REQUIREMENT>
Would you copy out the whole listing exactly as given?

== ENTRIES SUPPLIED ==

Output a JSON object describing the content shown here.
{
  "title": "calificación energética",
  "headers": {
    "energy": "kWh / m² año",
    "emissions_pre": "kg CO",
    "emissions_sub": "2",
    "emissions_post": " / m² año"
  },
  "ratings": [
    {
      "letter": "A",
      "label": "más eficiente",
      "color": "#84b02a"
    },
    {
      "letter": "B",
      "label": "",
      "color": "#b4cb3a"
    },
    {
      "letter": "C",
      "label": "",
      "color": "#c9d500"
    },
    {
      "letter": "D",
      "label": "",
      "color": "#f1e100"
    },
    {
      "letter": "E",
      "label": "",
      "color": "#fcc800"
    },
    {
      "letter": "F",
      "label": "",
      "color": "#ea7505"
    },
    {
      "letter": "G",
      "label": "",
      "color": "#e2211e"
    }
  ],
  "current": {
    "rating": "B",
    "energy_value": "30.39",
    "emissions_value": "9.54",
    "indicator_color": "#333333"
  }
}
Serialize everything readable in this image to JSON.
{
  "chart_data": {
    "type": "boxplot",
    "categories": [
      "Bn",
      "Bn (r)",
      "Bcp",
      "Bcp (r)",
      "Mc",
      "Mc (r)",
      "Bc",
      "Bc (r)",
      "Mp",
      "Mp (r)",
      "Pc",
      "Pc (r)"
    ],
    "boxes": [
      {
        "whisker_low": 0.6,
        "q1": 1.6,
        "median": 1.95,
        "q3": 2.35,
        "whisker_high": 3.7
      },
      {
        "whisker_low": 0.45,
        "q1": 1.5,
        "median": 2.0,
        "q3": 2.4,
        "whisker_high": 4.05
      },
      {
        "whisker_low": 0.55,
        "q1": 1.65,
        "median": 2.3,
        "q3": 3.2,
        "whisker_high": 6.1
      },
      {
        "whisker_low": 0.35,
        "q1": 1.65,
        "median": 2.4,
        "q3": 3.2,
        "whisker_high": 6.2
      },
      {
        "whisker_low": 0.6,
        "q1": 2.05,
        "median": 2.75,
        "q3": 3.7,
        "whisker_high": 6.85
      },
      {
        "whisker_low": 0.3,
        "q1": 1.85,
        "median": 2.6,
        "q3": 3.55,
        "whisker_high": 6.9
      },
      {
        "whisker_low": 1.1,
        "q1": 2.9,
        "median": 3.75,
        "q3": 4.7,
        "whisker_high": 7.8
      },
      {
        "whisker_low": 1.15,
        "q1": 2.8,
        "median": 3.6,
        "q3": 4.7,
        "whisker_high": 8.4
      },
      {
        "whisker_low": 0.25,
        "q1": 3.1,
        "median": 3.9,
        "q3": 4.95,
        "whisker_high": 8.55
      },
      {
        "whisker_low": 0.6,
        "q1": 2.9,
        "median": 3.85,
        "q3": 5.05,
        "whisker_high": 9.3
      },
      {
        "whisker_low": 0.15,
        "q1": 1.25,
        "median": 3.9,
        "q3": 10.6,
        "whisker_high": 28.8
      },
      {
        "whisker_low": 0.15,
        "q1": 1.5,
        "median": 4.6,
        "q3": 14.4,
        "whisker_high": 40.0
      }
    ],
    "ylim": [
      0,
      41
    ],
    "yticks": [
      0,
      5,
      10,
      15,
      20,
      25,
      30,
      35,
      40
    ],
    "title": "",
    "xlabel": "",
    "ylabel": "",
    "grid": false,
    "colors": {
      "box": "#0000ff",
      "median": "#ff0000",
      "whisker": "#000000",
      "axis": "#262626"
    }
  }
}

===

COMPLETED TASK>
Output a JSON object describing the content shown here.
{
  "title": "calificación energética",
  "headers": {
    "energy": "kWh / m² año",
    "emissions_pre": "kg CO",
    "emissions_sub": "2",
    "emissions_post": " / m² año"
  },
  "ratings": [
    {
      "letter": "A",
      "label": "más eficiente",
      "color": "#84b02a"
    },
    {
      "letter": "B",
      "label": "",
      "color": "#b4cb3a"
    },
    {
      "letter": "C",
      "label": "",
      "color": "#c9d500"
    },
    {
      "letter": "D",
      "label": "",
      "color": "#f1e100"
    },
    {
      "letter": "E",
      "label": "",
      "color": "#fcc800"
    },
    {
      "letter": "F",
      "label": "",
      "color": "#ea7505"
    },
    {
      "letter": "G",
      "label": "",
      "color": "#e2211e"
    }
  ],
  "current": {
    "rating": "B",
    "energy_value": "30.39",
    "emissions_value": "9.54",
    "indicator_color": "#333333"
  }
}
Serialize everything readable in this image to JSON.
{
  "chart_data": {
    "type": "boxplot",
    "categories": [
      "Bn",
      "Bn (r)",
      "Bcp",
      "Bcp (r)",
      "Mc",
      "Mc (r)",
      "Bc",
      "Bc (r)",
      "Mp",
      "Mp (r)",
      "Pc",
      "Pc (r)"
    ],
    "boxes": [
      {
        "whisker_low": 0.6,
        "q1": 1.6,
        "median": 1.95,
        "q3": 2.35,
        "whisker_high": 3.7
      },
      {
        "whisker_low": 0.45,
        "q1": 1.5,
        "median": 2.0,
        "q3": 2.4,
        "whisker_high": 4.05
      },
      {
        "whisker_low": 0.55,
        "q1": 1.65,
        "median": 2.3,
        "q3": 3.2,
        "whisker_high": 6.1
      },
      {
        "whisker_low": 0.35,
        "q1": 1.65,
        "median": 2.4,
        "q3": 3.2,
        "whisker_high": 6.2
      },
      {
        "whisker_low": 0.6,
        "q1": 2.05,
        "median": 2.75,
        "q3": 3.7,
        "whisker_high": 6.85
      },
      {
        "whisker_low": 0.3,
        "q1": 1.85,
        "median": 2.6,
        "q3": 3.55,
        "whisker_high": 6.9
      },
      {
        "whisker_low": 1.1,
        "q1": 2.9,
        "median": 3.75,
        "q3": 4.7,
        "whisker_high": 7.8
      },
      {
        "whisker_low": 1.15,
        "q1": 2.8,
        "median": 3.6,
        "q3": 4.7,
        "whisker_high": 8.4
      },
      {
        "whisker_low": 0.25,
        "q1": 3.1,
        "median": 3.9,
        "q3": 4.95,
        "whisker_high": 8.55
      },
      {
        "whisker_low": 0.6,
        "q1": 2.9,
        "median": 3.85,
        "q3": 5.05,
        "whisker_high": 9.3
      },
      {
        "whisker_low": 0.15,
        "q1": 1.25,
        "median": 3.9,
        "q3": 10.6,
        "whisker_high": 28.8
      },
      {
        "whisker_low": 0.15,
        "q1": 1.5,
        "median": 4.6,
        "q3": 14.4,
        "whisker_high": 40.0
      }
    ],
    "ylim": [
      0,
      41
    ],
    "yticks": [
      0,
      5,
      10,
      15,
      20,
      25,
      30,
      35,
      40
    ],
    "title": "",
    "xlabel": "",
    "ylabel": "",
    "grid": false,
    "colors": {
      "box": "#0000ff",
      "median": "#ff0000",
      "whisker": "#000000",
      "axis": "#262626"
    }
  }
}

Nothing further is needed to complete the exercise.